— begin MATERIAL FOR THIS EXERCISE —

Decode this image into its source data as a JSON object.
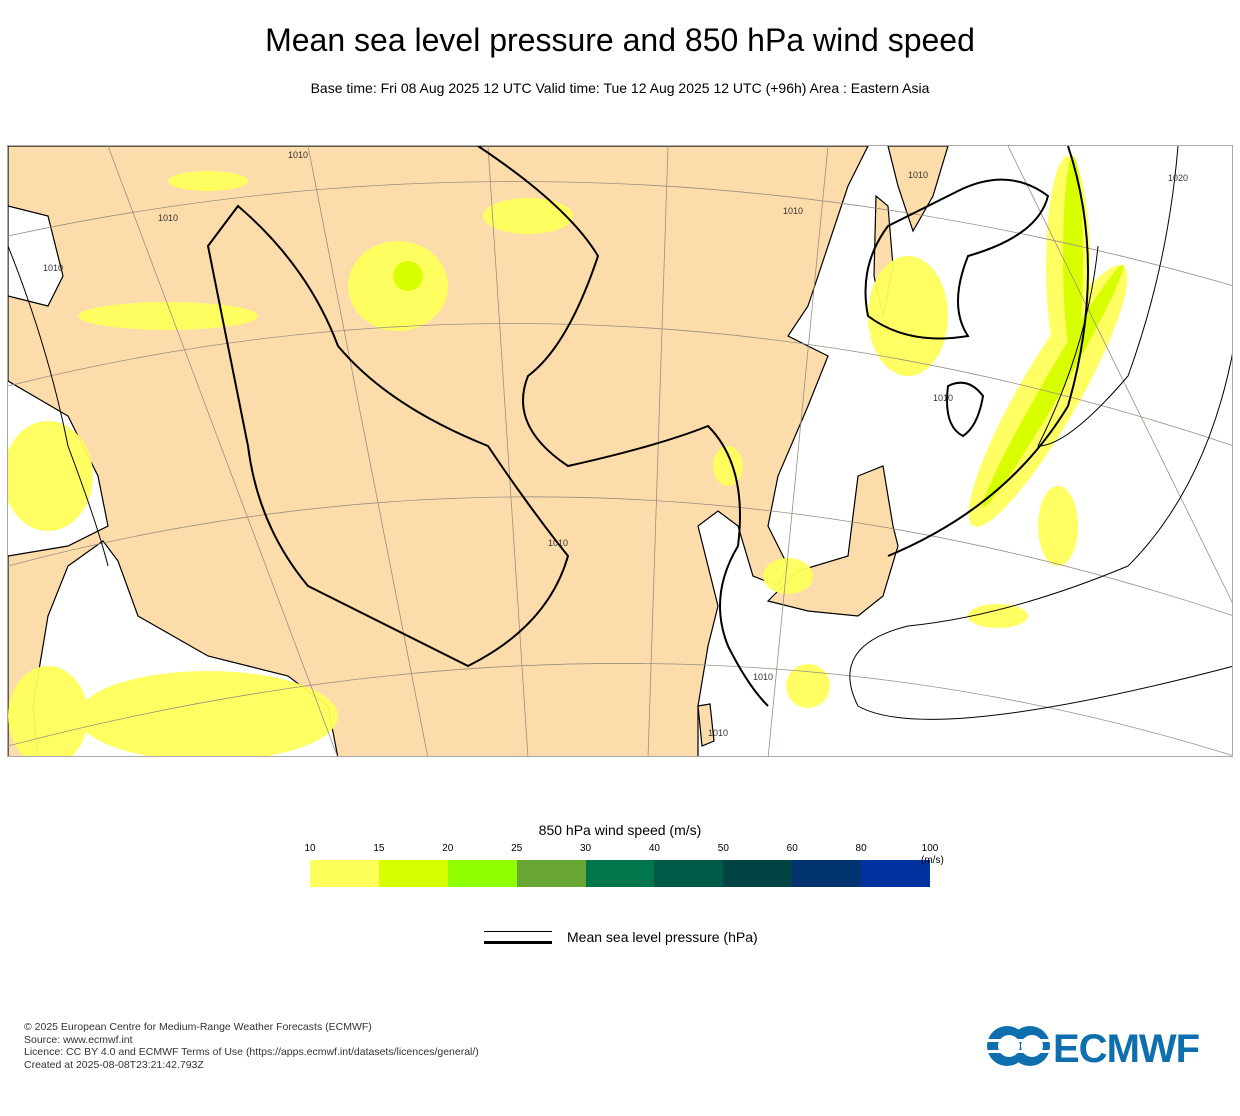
{
  "header": {
    "title": "Mean sea level pressure and 850 hPa wind speed",
    "subtitle": "Base time: Fri 08 Aug 2025 12 UTC Valid time: Tue 12 Aug 2025 12 UTC (+96h) Area : Eastern Asia"
  },
  "map": {
    "area": "Eastern Asia",
    "land_color": "#fddcab",
    "sea_color": "#ffffff",
    "contour_labels": [
      "1010",
      "1010",
      "1010",
      "1010",
      "1010",
      "1010",
      "1010",
      "1010",
      "1010",
      "1020"
    ]
  },
  "legend": {
    "title": "850 hPa wind speed (m/s)",
    "ticks": [
      "10",
      "15",
      "20",
      "25",
      "30",
      "40",
      "50",
      "60",
      "80",
      "100"
    ],
    "unit": "(m/s)",
    "colors": [
      "#ffff5c",
      "#d7ff00",
      "#8fff00",
      "#6aa633",
      "#00764a",
      "#005a48",
      "#004343",
      "#003270",
      "#0033a0"
    ],
    "msl_label": "Mean sea level pressure (hPa)"
  },
  "footer": {
    "lines": [
      "© 2025 European Centre for Medium-Range Weather Forecasts (ECMWF)",
      "Source: www.ecmwf.int",
      "Licence: CC BY 4.0 and ECMWF Terms of Use (https://apps.ecmwf.int/datasets/licences/general/)",
      "Created at 2025-08-08T23:21:42.793Z"
    ],
    "logo_text": "ECMWF"
  }
}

— end MATERIAL FOR THIS EXERCISE —

GOAL: Copy the records word for word, leaving no picture in the copy.

TASK ANSWER:
Decode this image into its source data as a JSON object.
{
  "header": {
    "title": "Mean sea level pressure and 850 hPa wind speed",
    "subtitle": "Base time: Fri 08 Aug 2025 12 UTC Valid time: Tue 12 Aug 2025 12 UTC (+96h) Area : Eastern Asia"
  },
  "map": {
    "area": "Eastern Asia",
    "land_color": "#fddcab",
    "sea_color": "#ffffff",
    "contour_labels": [
      "1010",
      "1010",
      "1010",
      "1010",
      "1010",
      "1010",
      "1010",
      "1010",
      "1010",
      "1020"
    ]
  },
  "legend": {
    "title": "850 hPa wind speed (m/s)",
    "ticks": [
      "10",
      "15",
      "20",
      "25",
      "30",
      "40",
      "50",
      "60",
      "80",
      "100"
    ],
    "unit": "(m/s)",
    "colors": [
      "#ffff5c",
      "#d7ff00",
      "#8fff00",
      "#6aa633",
      "#00764a",
      "#005a48",
      "#004343",
      "#003270",
      "#0033a0"
    ],
    "msl_label": "Mean sea level pressure (hPa)"
  },
  "footer": {
    "lines": [
      "© 2025 European Centre for Medium-Range Weather Forecasts (ECMWF)",
      "Source: www.ecmwf.int",
      "Licence: CC BY 4.0 and ECMWF Terms of Use (https://apps.ecmwf.int/datasets/licences/general/)",
      "Created at 2025-08-08T23:21:42.793Z"
    ],
    "logo_text": "ECMWF"
  }
}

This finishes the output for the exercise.